# [What to produce]
Transcribe each record below word for word.

# [Supplied data]
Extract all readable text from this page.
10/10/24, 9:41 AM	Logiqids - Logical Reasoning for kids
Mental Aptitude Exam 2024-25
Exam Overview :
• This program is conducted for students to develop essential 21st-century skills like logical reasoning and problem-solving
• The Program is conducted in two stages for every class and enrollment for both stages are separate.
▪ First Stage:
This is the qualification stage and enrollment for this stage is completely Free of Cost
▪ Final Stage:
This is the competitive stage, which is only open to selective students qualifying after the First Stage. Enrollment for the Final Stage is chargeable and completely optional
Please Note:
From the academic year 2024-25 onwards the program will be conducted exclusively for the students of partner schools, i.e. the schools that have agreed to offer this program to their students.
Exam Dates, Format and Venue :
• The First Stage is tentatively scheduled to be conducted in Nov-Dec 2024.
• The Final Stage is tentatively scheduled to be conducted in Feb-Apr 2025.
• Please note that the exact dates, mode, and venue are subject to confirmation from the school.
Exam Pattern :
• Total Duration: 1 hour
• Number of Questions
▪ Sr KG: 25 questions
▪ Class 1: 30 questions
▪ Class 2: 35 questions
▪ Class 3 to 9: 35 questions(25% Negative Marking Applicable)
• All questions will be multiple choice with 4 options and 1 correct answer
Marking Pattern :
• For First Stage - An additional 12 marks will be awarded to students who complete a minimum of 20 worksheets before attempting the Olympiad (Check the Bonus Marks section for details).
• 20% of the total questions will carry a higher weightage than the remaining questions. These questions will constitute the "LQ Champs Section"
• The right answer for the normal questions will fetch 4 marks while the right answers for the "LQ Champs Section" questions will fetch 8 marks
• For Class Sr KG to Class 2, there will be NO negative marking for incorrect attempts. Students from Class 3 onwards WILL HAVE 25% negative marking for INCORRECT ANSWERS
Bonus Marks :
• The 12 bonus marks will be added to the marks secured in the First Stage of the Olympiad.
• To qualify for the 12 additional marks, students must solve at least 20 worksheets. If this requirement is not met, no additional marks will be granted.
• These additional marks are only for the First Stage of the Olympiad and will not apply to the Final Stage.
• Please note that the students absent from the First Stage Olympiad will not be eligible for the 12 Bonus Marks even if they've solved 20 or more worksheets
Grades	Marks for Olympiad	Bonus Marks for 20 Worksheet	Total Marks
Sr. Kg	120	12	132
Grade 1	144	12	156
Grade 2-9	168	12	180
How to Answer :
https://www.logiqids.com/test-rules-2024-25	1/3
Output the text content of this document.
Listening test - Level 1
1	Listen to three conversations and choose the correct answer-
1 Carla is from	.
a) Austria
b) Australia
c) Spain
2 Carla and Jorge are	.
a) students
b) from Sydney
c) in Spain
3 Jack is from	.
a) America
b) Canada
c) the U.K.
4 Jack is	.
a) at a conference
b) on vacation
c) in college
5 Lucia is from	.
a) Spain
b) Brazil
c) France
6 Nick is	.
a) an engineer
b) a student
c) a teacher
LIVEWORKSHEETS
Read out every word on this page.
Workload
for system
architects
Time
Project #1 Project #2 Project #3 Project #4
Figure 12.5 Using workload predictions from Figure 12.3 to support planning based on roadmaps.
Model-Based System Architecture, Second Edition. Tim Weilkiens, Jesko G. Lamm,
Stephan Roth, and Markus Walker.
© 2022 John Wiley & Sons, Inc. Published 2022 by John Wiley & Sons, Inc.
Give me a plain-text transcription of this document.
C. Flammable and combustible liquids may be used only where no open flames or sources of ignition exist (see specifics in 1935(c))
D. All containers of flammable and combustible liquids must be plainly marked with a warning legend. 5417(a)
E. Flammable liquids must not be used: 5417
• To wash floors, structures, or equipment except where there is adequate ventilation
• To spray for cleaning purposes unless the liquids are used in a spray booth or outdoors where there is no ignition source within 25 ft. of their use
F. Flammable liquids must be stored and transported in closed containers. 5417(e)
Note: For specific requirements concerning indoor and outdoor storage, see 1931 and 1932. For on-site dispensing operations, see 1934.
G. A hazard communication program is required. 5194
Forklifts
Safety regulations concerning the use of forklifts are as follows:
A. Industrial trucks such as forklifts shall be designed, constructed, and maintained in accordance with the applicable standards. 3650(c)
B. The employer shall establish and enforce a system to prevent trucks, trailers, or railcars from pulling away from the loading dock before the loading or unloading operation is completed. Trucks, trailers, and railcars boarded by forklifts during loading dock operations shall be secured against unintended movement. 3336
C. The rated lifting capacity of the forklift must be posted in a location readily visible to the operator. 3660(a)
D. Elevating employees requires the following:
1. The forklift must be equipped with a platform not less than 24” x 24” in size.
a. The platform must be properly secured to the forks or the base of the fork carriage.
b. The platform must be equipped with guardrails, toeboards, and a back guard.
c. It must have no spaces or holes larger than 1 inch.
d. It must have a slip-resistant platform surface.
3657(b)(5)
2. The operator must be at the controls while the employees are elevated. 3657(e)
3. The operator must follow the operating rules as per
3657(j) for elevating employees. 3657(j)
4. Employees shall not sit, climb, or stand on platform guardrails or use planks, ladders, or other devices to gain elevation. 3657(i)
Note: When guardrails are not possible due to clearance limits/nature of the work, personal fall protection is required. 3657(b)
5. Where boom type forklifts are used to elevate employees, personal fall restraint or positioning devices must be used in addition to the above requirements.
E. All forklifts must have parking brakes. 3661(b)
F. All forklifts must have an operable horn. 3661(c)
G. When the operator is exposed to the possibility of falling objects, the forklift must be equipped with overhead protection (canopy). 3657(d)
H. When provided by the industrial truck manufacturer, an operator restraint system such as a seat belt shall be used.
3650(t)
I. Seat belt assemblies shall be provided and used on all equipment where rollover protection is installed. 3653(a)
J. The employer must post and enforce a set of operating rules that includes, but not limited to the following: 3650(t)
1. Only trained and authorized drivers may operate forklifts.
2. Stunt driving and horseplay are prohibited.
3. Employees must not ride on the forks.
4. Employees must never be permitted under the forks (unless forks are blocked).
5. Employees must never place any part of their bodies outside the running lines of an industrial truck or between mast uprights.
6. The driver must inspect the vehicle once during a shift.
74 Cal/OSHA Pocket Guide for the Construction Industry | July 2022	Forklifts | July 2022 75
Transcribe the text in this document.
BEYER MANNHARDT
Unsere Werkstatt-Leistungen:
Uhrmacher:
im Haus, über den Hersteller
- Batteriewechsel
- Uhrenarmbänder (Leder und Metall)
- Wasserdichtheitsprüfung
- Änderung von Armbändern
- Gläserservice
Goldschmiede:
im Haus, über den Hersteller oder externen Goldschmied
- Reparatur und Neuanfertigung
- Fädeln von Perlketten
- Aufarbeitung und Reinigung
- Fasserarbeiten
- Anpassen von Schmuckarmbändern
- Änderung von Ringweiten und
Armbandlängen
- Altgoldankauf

# [Solution for this exercise]
Extract all readable text from this page.
10/10/24, 9:41 AM	Logiqids - Logical Reasoning for kids
Mental Aptitude Exam 2024-25
Exam Overview :
• This program is conducted for students to develop essential 21st-century skills like logical reasoning and problem-solving
• The Program is conducted in two stages for every class and enrollment for both stages are separate.
▪ First Stage:
This is the qualification stage and enrollment for this stage is completely Free of Cost
▪ Final Stage:
This is the competitive stage, which is only open to selective students qualifying after the First Stage. Enrollment for the Final Stage is chargeable and completely optional
Please Note:
From the academic year 2024-25 onwards the program will be conducted exclusively for the students of partner schools, i.e. the schools that have agreed to offer this program to their students.
Exam Dates, Format and Venue :
• The First Stage is tentatively scheduled to be conducted in Nov-Dec 2024.
• The Final Stage is tentatively scheduled to be conducted in Feb-Apr 2025.
• Please note that the exact dates, mode, and venue are subject to confirmation from the school.
Exam Pattern :
• Total Duration: 1 hour
• Number of Questions
▪ Sr KG: 25 questions
▪ Class 1: 30 questions
▪ Class 2: 35 questions
▪ Class 3 to 9: 35 questions(25% Negative Marking Applicable)
• All questions will be multiple choice with 4 options and 1 correct answer
Marking Pattern :
• For First Stage - An additional 12 marks will be awarded to students who complete a minimum of 20 worksheets before attempting the Olympiad (Check the Bonus Marks section for details).
• 20% of the total questions will carry a higher weightage than the remaining questions. These questions will constitute the "LQ Champs Section"
• The right answer for the normal questions will fetch 4 marks while the right answers for the "LQ Champs Section" questions will fetch 8 marks
• For Class Sr KG to Class 2, there will be NO negative marking for incorrect attempts. Students from Class 3 onwards WILL HAVE 25% negative marking for INCORRECT ANSWERS
Bonus Marks :
• The 12 bonus marks will be added to the marks secured in the First Stage of the Olympiad.
• To qualify for the 12 additional marks, students must solve at least 20 worksheets. If this requirement is not met, no additional marks will be granted.
• These additional marks are only for the First Stage of the Olympiad and will not apply to the Final Stage.
• Please note that the students absent from the First Stage Olympiad will not be eligible for the 12 Bonus Marks even if they've solved 20 or more worksheets
Grades	Marks for Olympiad	Bonus Marks for 20 Worksheet	Total Marks
Sr. Kg	120	12	132
Grade 1	144	12	156
Grade 2-9	168	12	180
How to Answer :
https://www.logiqids.com/test-rules-2024-25	1/3
Output the text content of this document.
Listening test - Level 1
1	Listen to three conversations and choose the correct answer-
1 Carla is from	.
a) Austria
b) Australia
c) Spain
2 Carla and Jorge are	.
a) students
b) from Sydney
c) in Spain
3 Jack is from	.
a) America
b) Canada
c) the U.K.
4 Jack is	.
a) at a conference
b) on vacation
c) in college
5 Lucia is from	.
a) Spain
b) Brazil
c) France
6 Nick is	.
a) an engineer
b) a student
c) a teacher
LIVEWORKSHEETS
Read out every word on this page.
Workload
for system
architects
Time
Project #1 Project #2 Project #3 Project #4
Figure 12.5 Using workload predictions from Figure 12.3 to support planning based on roadmaps.
Model-Based System Architecture, Second Edition. Tim Weilkiens, Jesko G. Lamm,
Stephan Roth, and Markus Walker.
© 2022 John Wiley & Sons, Inc. Published 2022 by John Wiley & Sons, Inc.
Give me a plain-text transcription of this document.
C. Flammable and combustible liquids may be used only where no open flames or sources of ignition exist (see specifics in 1935(c))
D. All containers of flammable and combustible liquids must be plainly marked with a warning legend. 5417(a)
E. Flammable liquids must not be used: 5417
• To wash floors, structures, or equipment except where there is adequate ventilation
• To spray for cleaning purposes unless the liquids are used in a spray booth or outdoors where there is no ignition source within 25 ft. of their use
F. Flammable liquids must be stored and transported in closed containers. 5417(e)
Note: For specific requirements concerning indoor and outdoor storage, see 1931 and 1932. For on-site dispensing operations, see 1934.
G. A hazard communication program is required. 5194
Forklifts
Safety regulations concerning the use of forklifts are as follows:
A. Industrial trucks such as forklifts shall be designed, constructed, and maintained in accordance with the applicable standards. 3650(c)
B. The employer shall establish and enforce a system to prevent trucks, trailers, or railcars from pulling away from the loading dock before the loading or unloading operation is completed. Trucks, trailers, and railcars boarded by forklifts during loading dock operations shall be secured against unintended movement. 3336
C. The rated lifting capacity of the forklift must be posted in a location readily visible to the operator. 3660(a)
D. Elevating employees requires the following:
1. The forklift must be equipped with a platform not less than 24” x 24” in size.
a. The platform must be properly secured to the forks or the base of the fork carriage.
b. The platform must be equipped with guardrails, toeboards, and a back guard.
c. It must have no spaces or holes larger than 1 inch.
d. It must have a slip-resistant platform surface.
3657(b)(5)
2. The operator must be at the controls while the employees are elevated. 3657(e)
3. The operator must follow the operating rules as per
3657(j) for elevating employees. 3657(j)
4. Employees shall not sit, climb, or stand on platform guardrails or use planks, ladders, or other devices to gain elevation. 3657(i)
Note: When guardrails are not possible due to clearance limits/nature of the work, personal fall protection is required. 3657(b)
5. Where boom type forklifts are used to elevate employees, personal fall restraint or positioning devices must be used in addition to the above requirements.
E. All forklifts must have parking brakes. 3661(b)
F. All forklifts must have an operable horn. 3661(c)
G. When the operator is exposed to the possibility of falling objects, the forklift must be equipped with overhead protection (canopy). 3657(d)
H. When provided by the industrial truck manufacturer, an operator restraint system such as a seat belt shall be used.
3650(t)
I. Seat belt assemblies shall be provided and used on all equipment where rollover protection is installed. 3653(a)
J. The employer must post and enforce a set of operating rules that includes, but not limited to the following: 3650(t)
1. Only trained and authorized drivers may operate forklifts.
2. Stunt driving and horseplay are prohibited.
3. Employees must not ride on the forks.
4. Employees must never be permitted under the forks (unless forks are blocked).
5. Employees must never place any part of their bodies outside the running lines of an industrial truck or between mast uprights.
6. The driver must inspect the vehicle once during a shift.
74 Cal/OSHA Pocket Guide for the Construction Industry | July 2022	Forklifts | July 2022 75
Transcribe the text in this document.
BEYER MANNHARDT
Unsere Werkstatt-Leistungen:
Uhrmacher:
im Haus, über den Hersteller
- Batteriewechsel
- Uhrenarmbänder (Leder und Metall)
- Wasserdichtheitsprüfung
- Änderung von Armbändern
- Gläserservice
Goldschmiede:
im Haus, über den Hersteller oder externen Goldschmied
- Reparatur und Neuanfertigung
- Fädeln von Perlketten
- Aufarbeitung und Reinigung
- Fasserarbeiten
- Anpassen von Schmuckarmbändern
- Änderung von Ringweiten und
Armbandlängen
- Altgoldankauf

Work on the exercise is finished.